GOAL OF THE EXERCISE: Transcribe the material word for word, but without the images.

LISTED RECORDS:
___

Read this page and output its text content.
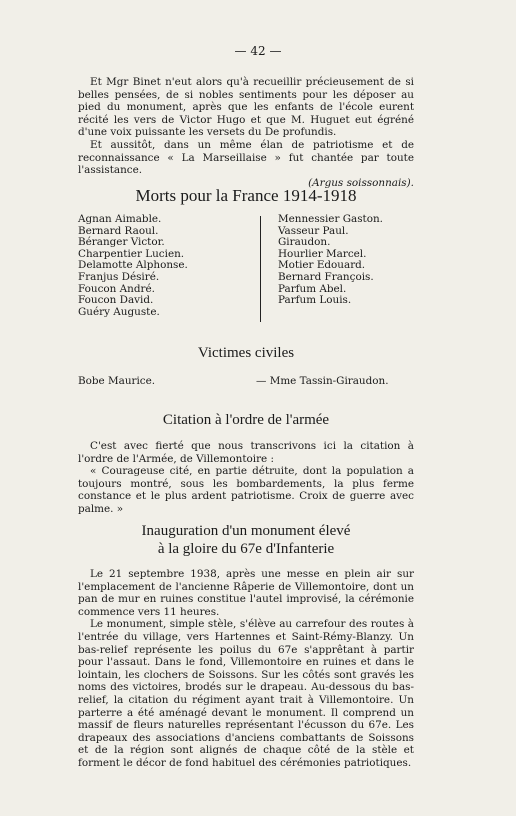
— 42 —

Et Mgr Binet n'eut alors qu'à recueillir précieusement de si belles pensées, de si nobles sentiments pour les déposer au pied du monument, après que les enfants de l'école eurent récité les vers de Victor Hugo et que M. Huguet eut égréné d'une voix puissante les versets du De profundis.

Et aussitôt, dans un même élan de patriotisme et de reconnaissance « La Marseillaise » fut chantée par toute l'assistance.

(Argus soissonnais).
Morts pour la France 1914-1918
Agnan Aimable.
Bernard Raoul.
Béranger Victor.
Charpentier Lucien.
Delamotte Alphonse.
Franjus Désiré.
Foucon André.
Foucon David.
Guéry Auguste.
Mennessier Gaston.
Vasseur Paul.
Giraudon.
Hourlier Marcel.
Motier Edouard.
Bernard François.
Parfum Abel.
Parfum Louis.
Victimes civiles
Bobe Maurice.	— Mme Tassin-Giraudon.
Citation à l'ordre de l'armée

C'est avec fierté que nous transcrivons ici la citation à l'ordre de l'Armée, de Villemontoire :

« Courageuse cité, en partie détruite, dont la population a toujours montré, sous les bombardements, la plus ferme constance et le plus ardent patriotisme. Croix de guerre avec palme. »

Inauguration d'un monument élevé
à la gloire du 67e d'Infanterie

Le 21 septembre 1938, après une messe en plein air sur l'emplacement de l'ancienne Râperie de Villemontoire, dont un pan de mur en ruines constitue l'autel improvisé, la cérémonie commence vers 11 heures.

Le monument, simple stèle, s'élève au carrefour des routes à l'entrée du village, vers Hartennes et Saint-Rémy-Blanzy. Un bas-relief représente les poilus du 67e s'apprêtant à partir pour l'assaut. Dans le fond, Villemontoire en ruines et dans le lointain, les clochers de Soissons. Sur les côtés sont gravés les noms des victoires, brodés sur le drapeau. Au-dessous du bas-relief, la citation du régiment ayant trait à Villemontoire. Un parterre a été aménagé devant le monument. Il comprend un massif de fleurs naturelles représentant l'écusson du 67e. Les drapeaux des associations d'anciens combattants de Soissons et de la région sont alignés de chaque côté de la stèle et forment le décor de fond habituel des cérémonies patriotiques.
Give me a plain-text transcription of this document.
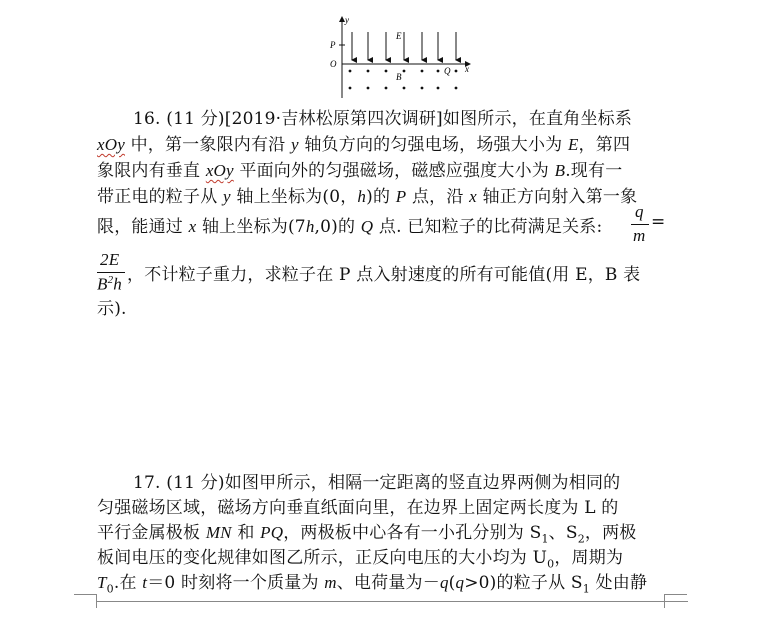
y
x
O
P
Q
E
B
16. (11 分)[2019·吉林松原第四次调研]如图所示，在直角坐标系
xOy 中，第一象限内有沿 y 轴负方向的匀强电场，场强大小为 E，第四
象限内有垂直 xOy 平面向外的匀强磁场，磁感应强度大小为 B.现有一
带正电的粒子从 y 轴上坐标为(0，h)的 P 点，沿 x 轴正方向射入第一象
限，能通过 x 轴上坐标为(7h,0)的 Q 点. 已知粒子的比荷满足关系:
q
m
=
2E
$B^2h$ ，不计粒子重力，求粒子在 P 点入射速度的所有可能值(用 E，B 表
示).
17. (11 分)如图甲所示，相隔一定距离的竖直边界两侧为相同的
匀强磁场区域，磁场方向垂直纸面向里，在边界上固定两长度为 L 的
平行金属极板 MN 和 PQ，两极板中心各有一小孔分别为 $S_1$、$S_2$，两极
板间电压的变化规律如图乙所示，正反向电压的大小均为 $U_0$，周期为
$T_0$.在 t＝0 时刻将一个质量为 m、电荷量为－q(q>0)的粒子从 $S_1$ 处由静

___

TASK RESULT:
Read this page and output its text content.
— 42 —

Et Mgr Binet n'eut alors qu'à recueillir précieusement de si belles pensées, de si nobles sentiments pour les déposer au pied du monument, après que les enfants de l'école eurent récité les vers de Victor Hugo et que M. Huguet eut égréné d'une voix puissante les versets du De profundis.

Et aussitôt, dans un même élan de patriotisme et de reconnaissance « La Marseillaise » fut chantée par toute l'assistance.

(Argus soissonnais).
Morts pour la France 1914-1918
Agnan Aimable.
Bernard Raoul.
Béranger Victor.
Charpentier Lucien.
Delamotte Alphonse.
Franjus Désiré.
Foucon André.
Foucon David.
Guéry Auguste.
Mennessier Gaston.
Vasseur Paul.
Giraudon.
Hourlier Marcel.
Motier Edouard.
Bernard François.
Parfum Abel.
Parfum Louis.
Victimes civiles
Bobe Maurice.	— Mme Tassin-Giraudon.
Citation à l'ordre de l'armée

C'est avec fierté que nous transcrivons ici la citation à l'ordre de l'Armée, de Villemontoire :

« Courageuse cité, en partie détruite, dont la population a toujours montré, sous les bombardements, la plus ferme constance et le plus ardent patriotisme. Croix de guerre avec palme. »

Inauguration d'un monument élevé
à la gloire du 67e d'Infanterie

Le 21 septembre 1938, après une messe en plein air sur l'emplacement de l'ancienne Râperie de Villemontoire, dont un pan de mur en ruines constitue l'autel improvisé, la cérémonie commence vers 11 heures.

Le monument, simple stèle, s'élève au carrefour des routes à l'entrée du village, vers Hartennes et Saint-Rémy-Blanzy. Un bas-relief représente les poilus du 67e s'apprêtant à partir pour l'assaut. Dans le fond, Villemontoire en ruines et dans le lointain, les clochers de Soissons. Sur les côtés sont gravés les noms des victoires, brodés sur le drapeau. Au-dessous du bas-relief, la citation du régiment ayant trait à Villemontoire. Un parterre a été aménagé devant le monument. Il comprend un massif de fleurs naturelles représentant l'écusson du 67e. Les drapeaux des associations d'anciens combattants de Soissons et de la région sont alignés de chaque côté de la stèle et forment le décor de fond habituel des cérémonies patriotiques.
Give me a plain-text transcription of this document.
y
x
O
P
Q
E
B
16. (11 分)[2019·吉林松原第四次调研]如图所示，在直角坐标系
xOy 中，第一象限内有沿 y 轴负方向的匀强电场，场强大小为 E，第四
象限内有垂直 xOy 平面向外的匀强磁场，磁感应强度大小为 B.现有一
带正电的粒子从 y 轴上坐标为(0，h)的 P 点，沿 x 轴正方向射入第一象
限，能通过 x 轴上坐标为(7h,0)的 Q 点. 已知粒子的比荷满足关系:
q
m
=
2E
$B^2h$ ，不计粒子重力，求粒子在 P 点入射速度的所有可能值(用 E，B 表
示).
17. (11 分)如图甲所示，相隔一定距离的竖直边界两侧为相同的
匀强磁场区域，磁场方向垂直纸面向里，在边界上固定两长度为 L 的
平行金属极板 MN 和 PQ，两极板中心各有一小孔分别为 $S_1$、$S_2$，两极
板间电压的变化规律如图乙所示，正反向电压的大小均为 $U_0$，周期为
$T_0$.在 t＝0 时刻将一个质量为 m、电荷量为－q(q>0)的粒子从 $S_1$ 处由静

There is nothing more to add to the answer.